STATED TASK:
Exactly reproduce all the records, keeping pictures out of the copy.

INFORMATION PROVIDED:
((

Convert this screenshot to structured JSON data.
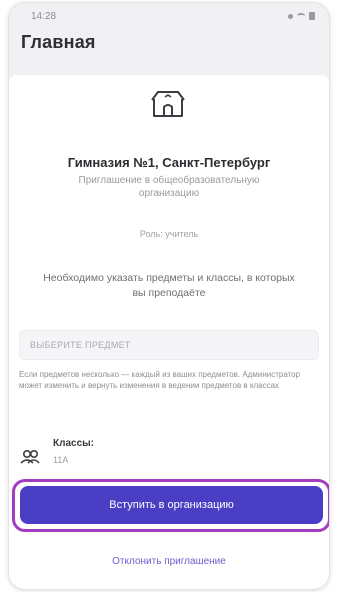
{
  "status_bar": {
    "time": "14:28"
  },
  "header": {
    "title": "Главная"
  },
  "organization": {
    "icon": "building-icon",
    "name": "Гимназия №1, Санкт-Петербург",
    "invite_text": "Приглашение в общеобразовательную организацию",
    "role": "Роль: учитель"
  },
  "notice": "Необходимо указать предметы и классы, в которых вы преподаёте",
  "subject_field": {
    "placeholder": "ВЫБЕРИТЕ ПРЕДМЕТ"
  },
  "hint": "Если предметов несколько — каждый из ваших предметов. Администратор может изменить и вернуть изменения в ведении предметов в классах",
  "classes": {
    "icon": "people-icon",
    "label": "Классы:",
    "value": "11А"
  },
  "actions": {
    "join_label": "Вступить в организацию",
    "decline_label": "Отклонить приглашение"
  },
  "colors": {
    "accent": "#4a3fc4",
    "highlight": "#a43cc0",
    "link": "#6a5fd0"
  }
}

))

ANSWER TO THIS PROBLEM:
Convert this screenshot to structured JSON data.
{
  "status_bar": {
    "time": "14:28"
  },
  "header": {
    "title": "Главная"
  },
  "organization": {
    "icon": "building-icon",
    "name": "Гимназия №1, Санкт-Петербург",
    "invite_text": "Приглашение в общеобразовательную организацию",
    "role": "Роль: учитель"
  },
  "notice": "Необходимо указать предметы и классы, в которых вы преподаёте",
  "subject_field": {
    "placeholder": "ВЫБЕРИТЕ ПРЕДМЕТ"
  },
  "hint": "Если предметов несколько — каждый из ваших предметов. Администратор может изменить и вернуть изменения в ведении предметов в классах",
  "classes": {
    "icon": "people-icon",
    "label": "Классы:",
    "value": "11А"
  },
  "actions": {
    "join_label": "Вступить в организацию",
    "decline_label": "Отклонить приглашение"
  },
  "colors": {
    "accent": "#4a3fc4",
    "highlight": "#a43cc0",
    "link": "#6a5fd0"
  }
}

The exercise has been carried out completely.